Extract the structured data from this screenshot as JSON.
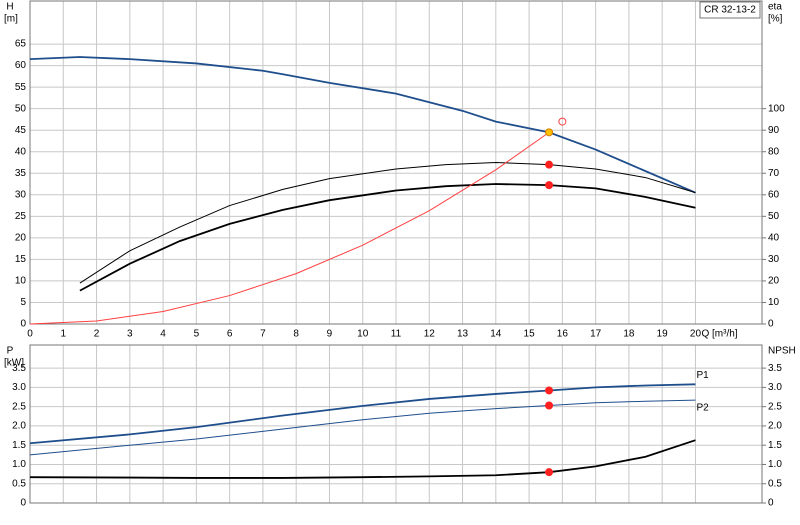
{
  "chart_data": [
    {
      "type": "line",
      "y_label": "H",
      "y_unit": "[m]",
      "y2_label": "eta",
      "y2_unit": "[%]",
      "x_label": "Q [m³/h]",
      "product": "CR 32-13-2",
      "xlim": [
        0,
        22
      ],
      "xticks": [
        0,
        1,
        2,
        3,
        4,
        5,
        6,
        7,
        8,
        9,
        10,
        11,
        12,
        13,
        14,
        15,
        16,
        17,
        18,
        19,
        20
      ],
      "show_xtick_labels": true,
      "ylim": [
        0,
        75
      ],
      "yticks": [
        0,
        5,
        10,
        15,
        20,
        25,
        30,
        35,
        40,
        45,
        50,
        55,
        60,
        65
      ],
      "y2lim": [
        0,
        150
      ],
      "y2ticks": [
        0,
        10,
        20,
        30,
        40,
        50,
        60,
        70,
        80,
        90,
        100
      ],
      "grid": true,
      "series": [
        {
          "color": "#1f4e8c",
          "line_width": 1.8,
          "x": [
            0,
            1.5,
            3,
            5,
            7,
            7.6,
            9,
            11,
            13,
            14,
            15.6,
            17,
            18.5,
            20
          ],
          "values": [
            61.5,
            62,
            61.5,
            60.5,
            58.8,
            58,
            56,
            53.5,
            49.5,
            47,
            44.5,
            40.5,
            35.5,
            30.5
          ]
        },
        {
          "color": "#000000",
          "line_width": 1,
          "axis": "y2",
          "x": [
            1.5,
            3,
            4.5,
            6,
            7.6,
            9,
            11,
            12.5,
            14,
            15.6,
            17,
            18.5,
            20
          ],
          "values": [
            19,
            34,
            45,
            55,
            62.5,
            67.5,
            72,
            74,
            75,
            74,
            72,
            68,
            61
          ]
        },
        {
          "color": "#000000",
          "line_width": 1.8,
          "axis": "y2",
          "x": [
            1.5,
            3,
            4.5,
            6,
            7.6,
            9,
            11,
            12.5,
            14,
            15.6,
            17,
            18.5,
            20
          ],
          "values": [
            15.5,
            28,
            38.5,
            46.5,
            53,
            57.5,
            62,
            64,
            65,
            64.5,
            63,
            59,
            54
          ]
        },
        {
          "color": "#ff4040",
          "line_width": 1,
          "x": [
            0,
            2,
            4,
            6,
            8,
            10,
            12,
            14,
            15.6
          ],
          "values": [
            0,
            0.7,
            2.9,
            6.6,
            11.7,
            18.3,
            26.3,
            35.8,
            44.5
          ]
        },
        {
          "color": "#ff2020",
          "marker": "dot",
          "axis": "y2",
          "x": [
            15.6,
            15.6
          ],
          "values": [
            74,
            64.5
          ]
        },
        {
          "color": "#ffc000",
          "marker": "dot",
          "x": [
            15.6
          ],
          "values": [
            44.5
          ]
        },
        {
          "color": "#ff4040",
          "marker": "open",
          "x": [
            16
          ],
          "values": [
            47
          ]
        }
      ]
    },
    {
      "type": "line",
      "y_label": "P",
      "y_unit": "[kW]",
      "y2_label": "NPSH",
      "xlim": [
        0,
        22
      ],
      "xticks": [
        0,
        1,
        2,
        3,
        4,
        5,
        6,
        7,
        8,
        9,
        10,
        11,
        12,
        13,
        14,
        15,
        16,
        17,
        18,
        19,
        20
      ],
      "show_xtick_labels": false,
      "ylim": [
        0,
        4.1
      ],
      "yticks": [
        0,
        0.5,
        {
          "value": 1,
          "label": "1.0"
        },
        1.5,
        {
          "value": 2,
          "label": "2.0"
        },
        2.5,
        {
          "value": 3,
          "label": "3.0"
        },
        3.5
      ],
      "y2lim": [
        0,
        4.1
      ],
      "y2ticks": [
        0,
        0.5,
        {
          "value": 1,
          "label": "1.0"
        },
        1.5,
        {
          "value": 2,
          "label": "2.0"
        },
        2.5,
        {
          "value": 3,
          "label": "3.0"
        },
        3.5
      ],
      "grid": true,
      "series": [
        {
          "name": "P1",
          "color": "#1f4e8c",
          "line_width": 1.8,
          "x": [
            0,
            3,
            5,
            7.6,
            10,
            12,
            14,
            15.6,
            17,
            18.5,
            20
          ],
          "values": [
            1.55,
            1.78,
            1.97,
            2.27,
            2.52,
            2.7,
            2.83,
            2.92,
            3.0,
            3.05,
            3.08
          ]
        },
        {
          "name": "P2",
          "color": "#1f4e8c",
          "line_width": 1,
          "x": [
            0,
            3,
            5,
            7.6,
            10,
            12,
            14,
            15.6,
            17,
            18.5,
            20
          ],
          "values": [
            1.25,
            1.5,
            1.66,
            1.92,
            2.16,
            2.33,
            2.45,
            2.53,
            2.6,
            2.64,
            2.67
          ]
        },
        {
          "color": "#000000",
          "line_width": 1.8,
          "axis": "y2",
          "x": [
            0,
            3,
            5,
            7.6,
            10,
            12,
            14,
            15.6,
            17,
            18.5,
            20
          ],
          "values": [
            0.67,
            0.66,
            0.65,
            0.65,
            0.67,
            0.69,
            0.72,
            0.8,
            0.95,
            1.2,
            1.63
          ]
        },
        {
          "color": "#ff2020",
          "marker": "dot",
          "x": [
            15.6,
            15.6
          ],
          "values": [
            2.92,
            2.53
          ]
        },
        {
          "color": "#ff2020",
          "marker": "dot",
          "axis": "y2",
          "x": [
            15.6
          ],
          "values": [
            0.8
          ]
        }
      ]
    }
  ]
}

---

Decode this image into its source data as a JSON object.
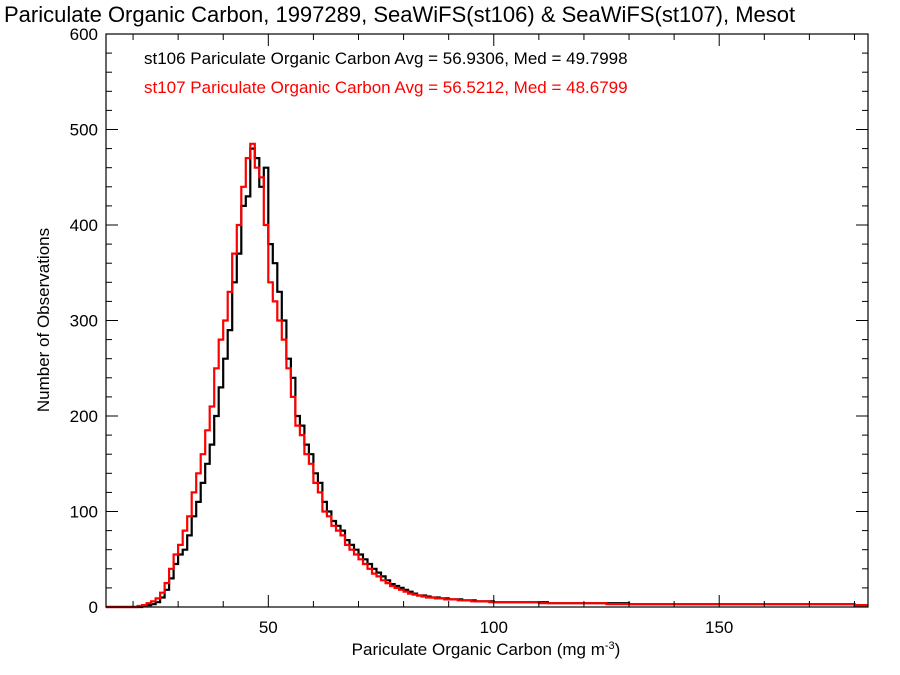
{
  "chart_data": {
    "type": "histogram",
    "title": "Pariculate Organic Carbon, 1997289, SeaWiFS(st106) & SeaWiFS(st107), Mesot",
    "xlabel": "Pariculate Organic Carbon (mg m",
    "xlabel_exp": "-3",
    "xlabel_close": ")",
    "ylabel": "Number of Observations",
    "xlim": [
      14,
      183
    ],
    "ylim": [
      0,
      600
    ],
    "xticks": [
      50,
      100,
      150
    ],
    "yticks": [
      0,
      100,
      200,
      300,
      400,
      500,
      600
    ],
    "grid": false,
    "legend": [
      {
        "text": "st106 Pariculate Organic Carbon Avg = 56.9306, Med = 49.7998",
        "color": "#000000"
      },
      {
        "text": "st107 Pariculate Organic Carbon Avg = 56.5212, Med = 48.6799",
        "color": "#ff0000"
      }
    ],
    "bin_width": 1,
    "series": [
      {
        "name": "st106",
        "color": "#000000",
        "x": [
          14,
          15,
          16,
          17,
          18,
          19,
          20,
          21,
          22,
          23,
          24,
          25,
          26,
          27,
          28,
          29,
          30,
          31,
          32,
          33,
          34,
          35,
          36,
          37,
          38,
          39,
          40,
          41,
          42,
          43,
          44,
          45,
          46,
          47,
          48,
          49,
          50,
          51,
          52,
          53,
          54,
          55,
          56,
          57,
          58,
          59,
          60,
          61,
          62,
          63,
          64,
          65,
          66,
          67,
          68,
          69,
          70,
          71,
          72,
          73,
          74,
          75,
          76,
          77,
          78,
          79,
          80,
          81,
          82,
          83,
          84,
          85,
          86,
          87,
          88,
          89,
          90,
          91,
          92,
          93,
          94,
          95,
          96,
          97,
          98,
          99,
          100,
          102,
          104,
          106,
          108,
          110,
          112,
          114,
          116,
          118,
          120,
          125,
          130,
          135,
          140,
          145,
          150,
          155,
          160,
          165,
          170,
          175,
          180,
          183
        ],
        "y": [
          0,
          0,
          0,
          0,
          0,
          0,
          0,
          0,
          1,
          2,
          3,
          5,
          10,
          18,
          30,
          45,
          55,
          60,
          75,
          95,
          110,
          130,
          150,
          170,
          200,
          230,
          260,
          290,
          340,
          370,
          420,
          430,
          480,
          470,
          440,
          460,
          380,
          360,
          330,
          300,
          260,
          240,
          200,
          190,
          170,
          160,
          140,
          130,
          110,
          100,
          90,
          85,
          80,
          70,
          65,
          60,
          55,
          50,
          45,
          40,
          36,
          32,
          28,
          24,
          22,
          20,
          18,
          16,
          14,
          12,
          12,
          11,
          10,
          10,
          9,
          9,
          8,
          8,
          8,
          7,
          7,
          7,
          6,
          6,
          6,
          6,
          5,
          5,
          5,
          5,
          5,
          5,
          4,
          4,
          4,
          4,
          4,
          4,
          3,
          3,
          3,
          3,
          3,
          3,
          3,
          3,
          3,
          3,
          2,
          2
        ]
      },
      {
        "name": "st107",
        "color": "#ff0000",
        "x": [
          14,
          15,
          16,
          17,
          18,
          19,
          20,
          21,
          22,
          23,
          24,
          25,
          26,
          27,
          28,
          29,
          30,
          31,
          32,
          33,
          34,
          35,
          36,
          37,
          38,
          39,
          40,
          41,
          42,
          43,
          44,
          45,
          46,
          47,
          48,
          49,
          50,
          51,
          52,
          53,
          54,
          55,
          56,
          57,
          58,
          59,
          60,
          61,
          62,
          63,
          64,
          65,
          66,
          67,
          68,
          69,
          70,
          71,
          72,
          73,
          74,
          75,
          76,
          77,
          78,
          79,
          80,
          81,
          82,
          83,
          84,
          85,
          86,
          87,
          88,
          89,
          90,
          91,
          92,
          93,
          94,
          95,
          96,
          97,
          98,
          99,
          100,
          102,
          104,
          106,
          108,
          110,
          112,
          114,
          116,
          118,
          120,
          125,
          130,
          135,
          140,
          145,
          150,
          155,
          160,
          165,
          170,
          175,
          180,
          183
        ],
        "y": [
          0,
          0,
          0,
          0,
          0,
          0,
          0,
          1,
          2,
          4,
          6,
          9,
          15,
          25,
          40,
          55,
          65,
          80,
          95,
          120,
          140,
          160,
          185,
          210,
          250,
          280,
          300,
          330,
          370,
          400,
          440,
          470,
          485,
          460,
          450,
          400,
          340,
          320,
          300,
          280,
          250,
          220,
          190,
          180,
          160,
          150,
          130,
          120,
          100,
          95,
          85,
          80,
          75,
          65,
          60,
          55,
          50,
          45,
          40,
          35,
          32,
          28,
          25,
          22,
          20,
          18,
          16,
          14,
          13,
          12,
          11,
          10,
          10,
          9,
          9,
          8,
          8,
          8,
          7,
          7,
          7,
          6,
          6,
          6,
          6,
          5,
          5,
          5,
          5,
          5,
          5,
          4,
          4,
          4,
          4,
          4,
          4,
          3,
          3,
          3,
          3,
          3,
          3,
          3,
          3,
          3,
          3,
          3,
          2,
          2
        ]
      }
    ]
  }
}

EXERCISE DIRECTIONS: Among the lines above, count those containing the word "Organic" and give nothing but the result.

SOLUTION FOR THIS EXERCISE: 4